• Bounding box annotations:
►
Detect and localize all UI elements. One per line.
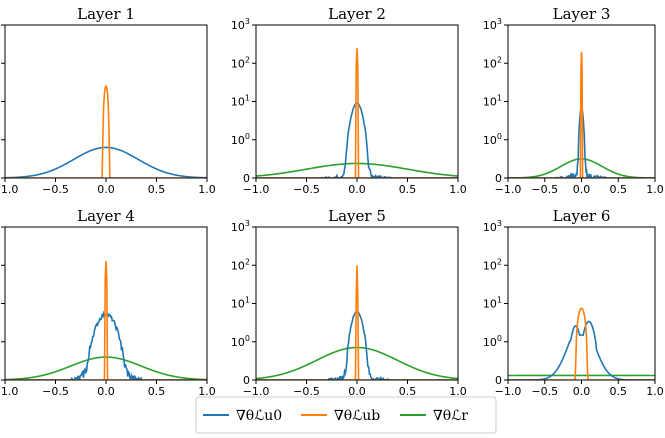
y-tick-label: 103	[231, 17, 250, 32]
y-tick-label: 102	[231, 257, 250, 272]
x-tick-label: −0.5	[531, 385, 558, 398]
series-ub-line	[508, 51, 655, 178]
x-tick-label: 1.0	[449, 183, 467, 196]
x-tick-label: −1.0	[495, 183, 522, 196]
x-tick-label: −0.5	[42, 385, 69, 398]
y-tick-label: 103	[231, 219, 250, 234]
panel-title: Layer 3	[553, 5, 611, 23]
series-r-line	[256, 162, 458, 177]
legend-label-u0: ∇θℒu0	[236, 408, 282, 424]
y-tick-label: 103	[483, 17, 502, 32]
panel-2: Layer 2 −1.0 −0.5 0.0 0.5 1.0 0 100 101 102 103	[231, 5, 467, 196]
panel-title: Layer 1	[77, 5, 135, 23]
panel-6: Layer 6 −1.0 −0.5 0.0 0.5 1.0 0 100 101 102 103	[483, 207, 664, 398]
x-tick-label: 0.0	[97, 183, 115, 196]
legend-box	[195, 396, 497, 434]
x-tick-label: 0.0	[573, 385, 591, 398]
legend: ∇θℒu0 ∇θℒub ∇θℒr	[195, 396, 497, 434]
y-tick-label: 100	[483, 334, 502, 349]
y-tick-label: 100	[231, 132, 250, 147]
axes-frame	[4, 24, 208, 179]
x-tick-label: 1.0	[198, 385, 216, 398]
x-tick-label: 0.0	[573, 183, 591, 196]
axes-frame	[255, 24, 459, 179]
x-tick-label: 0.5	[399, 183, 417, 196]
panel-5: Layer 5 −1.0 −0.5 0.0 0.5 1.0 0 100 101 102 103	[231, 207, 467, 398]
x-tick-label: −0.5	[293, 385, 320, 398]
x-tick-label: −1.0	[495, 385, 522, 398]
x-tick-label: 0.0	[348, 385, 366, 398]
series-u0-line	[5, 146, 207, 178]
x-tick-label: 0.5	[399, 385, 417, 398]
y-tick-label: 0	[243, 172, 250, 185]
x-tick-label: 0.0	[97, 385, 115, 398]
x-tick-label: −1.0	[243, 183, 270, 196]
x-tick-label: −1.0	[0, 385, 18, 398]
x-tick-label: 1.0	[198, 183, 216, 196]
y-tick-label: 100	[483, 132, 502, 147]
x-tick-label: −1.0	[0, 183, 18, 196]
y-tick-label: 0	[495, 172, 502, 185]
panel-title: Layer 2	[328, 5, 386, 23]
y-tick-label: 100	[231, 334, 250, 349]
y-tick-label: 0	[243, 374, 250, 387]
x-tick-label: −0.5	[293, 183, 320, 196]
series-r-line	[5, 356, 207, 380]
y-tick-label: 101	[231, 296, 250, 311]
y-tick-label: 102	[483, 55, 502, 70]
y-tick-label: 101	[231, 94, 250, 109]
series-ub-line	[256, 265, 458, 380]
series-u0-line	[256, 311, 458, 380]
x-tick-label: −1.0	[243, 385, 270, 398]
panel-title: Layer 4	[77, 207, 135, 225]
x-tick-label: 1.0	[646, 183, 664, 196]
series-ub-line	[256, 47, 458, 178]
axes-frame	[507, 226, 656, 381]
legend-label-r: ∇θℒr	[433, 408, 468, 424]
series-r-line	[508, 158, 655, 178]
legend-label-ub: ∇θℒub	[334, 408, 380, 424]
x-tick-label: 0.5	[610, 385, 628, 398]
y-tick-label: 102	[231, 55, 250, 70]
x-tick-label: 0.5	[148, 385, 166, 398]
series-ub-line	[5, 260, 207, 380]
axes-frame	[255, 226, 459, 381]
x-tick-label: 1.0	[449, 385, 467, 398]
series-u0-line	[256, 102, 458, 178]
x-tick-label: −0.5	[42, 183, 69, 196]
y-tick-label: 103	[483, 219, 502, 234]
series-u0-line	[508, 320, 655, 380]
y-tick-label: 101	[483, 94, 502, 109]
series-ub-line	[5, 84, 207, 178]
series-ub-line	[508, 307, 655, 380]
panel-title: Layer 5	[328, 207, 386, 225]
y-tick-label: 102	[483, 257, 502, 272]
x-tick-label: 0.0	[348, 183, 366, 196]
series-u0-line	[508, 105, 655, 178]
x-tick-label: −0.5	[531, 183, 558, 196]
panel-title: Layer 6	[553, 207, 611, 225]
x-tick-label: 1.0	[646, 385, 664, 398]
y-tick-label: 101	[483, 296, 502, 311]
panel-3: Layer 3 −1.0 −0.5 0.0 0.5 1.0 0 100 101 102 103	[483, 5, 664, 196]
y-tick-label: 0	[495, 374, 502, 387]
x-tick-label: 0.5	[610, 183, 628, 196]
x-tick-label: 0.5	[148, 183, 166, 196]
series-u0-line	[5, 310, 207, 380]
series-r-line	[256, 346, 458, 380]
◄
• Task description:
Rewrite all of the items above, replacing "axes-frame" with "plot-area" wherever it occurs and keeping everything else as it stands. Omit the pictures from your answer.

• Response to this task:
Detect and localize all UI elements. One per line.
y-tick-label: 103	[231, 17, 250, 32]
y-tick-label: 102	[231, 257, 250, 272]
x-tick-label: −0.5	[531, 385, 558, 398]
series-ub-line	[508, 51, 655, 178]
x-tick-label: 1.0	[449, 183, 467, 196]
x-tick-label: −1.0	[495, 183, 522, 196]
x-tick-label: −0.5	[42, 385, 69, 398]
y-tick-label: 103	[231, 219, 250, 234]
panel-title: Layer 3	[553, 5, 611, 23]
series-r-line	[256, 162, 458, 177]
legend-label-u0: ∇θℒu0	[236, 408, 282, 424]
y-tick-label: 103	[483, 17, 502, 32]
panel-2: Layer 2 −1.0 −0.5 0.0 0.5 1.0 0 100 101 102 103	[231, 5, 467, 196]
panel-title: Layer 1	[77, 5, 135, 23]
panel-6: Layer 6 −1.0 −0.5 0.0 0.5 1.0 0 100 101 102 103	[483, 207, 664, 398]
x-tick-label: 0.0	[97, 183, 115, 196]
legend-box	[195, 396, 497, 434]
x-tick-label: 0.0	[573, 385, 591, 398]
legend: ∇θℒu0 ∇θℒub ∇θℒr	[195, 396, 497, 434]
y-tick-label: 100	[483, 334, 502, 349]
y-tick-label: 100	[231, 132, 250, 147]
plot-area	[4, 24, 208, 179]
x-tick-label: 1.0	[198, 385, 216, 398]
x-tick-label: 0.0	[573, 183, 591, 196]
plot-area	[255, 24, 459, 179]
x-tick-label: 0.5	[399, 183, 417, 196]
panel-5: Layer 5 −1.0 −0.5 0.0 0.5 1.0 0 100 101 102 103	[231, 207, 467, 398]
x-tick-label: −0.5	[293, 385, 320, 398]
x-tick-label: −1.0	[495, 385, 522, 398]
x-tick-label: 0.0	[348, 385, 366, 398]
series-u0-line	[5, 146, 207, 178]
x-tick-label: 0.5	[399, 385, 417, 398]
y-tick-label: 0	[243, 172, 250, 185]
x-tick-label: 0.0	[97, 385, 115, 398]
x-tick-label: −1.0	[243, 183, 270, 196]
x-tick-label: −1.0	[0, 385, 18, 398]
x-tick-label: 1.0	[198, 183, 216, 196]
y-tick-label: 100	[483, 132, 502, 147]
x-tick-label: −1.0	[0, 183, 18, 196]
y-tick-label: 0	[495, 172, 502, 185]
panel-title: Layer 2	[328, 5, 386, 23]
y-tick-label: 100	[231, 334, 250, 349]
y-tick-label: 0	[243, 374, 250, 387]
x-tick-label: −0.5	[293, 183, 320, 196]
series-r-line	[5, 356, 207, 380]
y-tick-label: 101	[231, 296, 250, 311]
y-tick-label: 102	[483, 55, 502, 70]
y-tick-label: 101	[231, 94, 250, 109]
series-ub-line	[256, 265, 458, 380]
series-u0-line	[256, 311, 458, 380]
x-tick-label: −1.0	[243, 385, 270, 398]
panel-title: Layer 4	[77, 207, 135, 225]
x-tick-label: 1.0	[646, 183, 664, 196]
series-ub-line	[256, 47, 458, 178]
plot-area	[507, 226, 656, 381]
legend-label-r: ∇θℒr	[433, 408, 468, 424]
series-r-line	[508, 158, 655, 178]
legend-label-ub: ∇θℒub	[334, 408, 380, 424]
x-tick-label: 0.5	[610, 385, 628, 398]
y-tick-label: 102	[231, 55, 250, 70]
x-tick-label: 0.5	[148, 385, 166, 398]
series-ub-line	[5, 260, 207, 380]
plot-area	[255, 226, 459, 381]
x-tick-label: 1.0	[449, 385, 467, 398]
series-u0-line	[256, 102, 458, 178]
x-tick-label: −0.5	[42, 183, 69, 196]
y-tick-label: 103	[483, 219, 502, 234]
series-u0-line	[508, 320, 655, 380]
y-tick-label: 101	[483, 94, 502, 109]
series-ub-line	[5, 84, 207, 178]
series-ub-line	[508, 307, 655, 380]
panel-title: Layer 5	[328, 207, 386, 225]
y-tick-label: 102	[483, 257, 502, 272]
x-tick-label: 0.0	[348, 183, 366, 196]
series-u0-line	[508, 105, 655, 178]
x-tick-label: −0.5	[531, 183, 558, 196]
panel-title: Layer 6	[553, 207, 611, 225]
x-tick-label: 1.0	[646, 385, 664, 398]
y-tick-label: 101	[483, 296, 502, 311]
panel-3: Layer 3 −1.0 −0.5 0.0 0.5 1.0 0 100 101 102 103	[483, 5, 664, 196]
y-tick-label: 0	[495, 374, 502, 387]
x-tick-label: 0.5	[610, 183, 628, 196]
x-tick-label: 0.5	[148, 183, 166, 196]
series-u0-line	[5, 310, 207, 380]
series-r-line	[256, 346, 458, 380]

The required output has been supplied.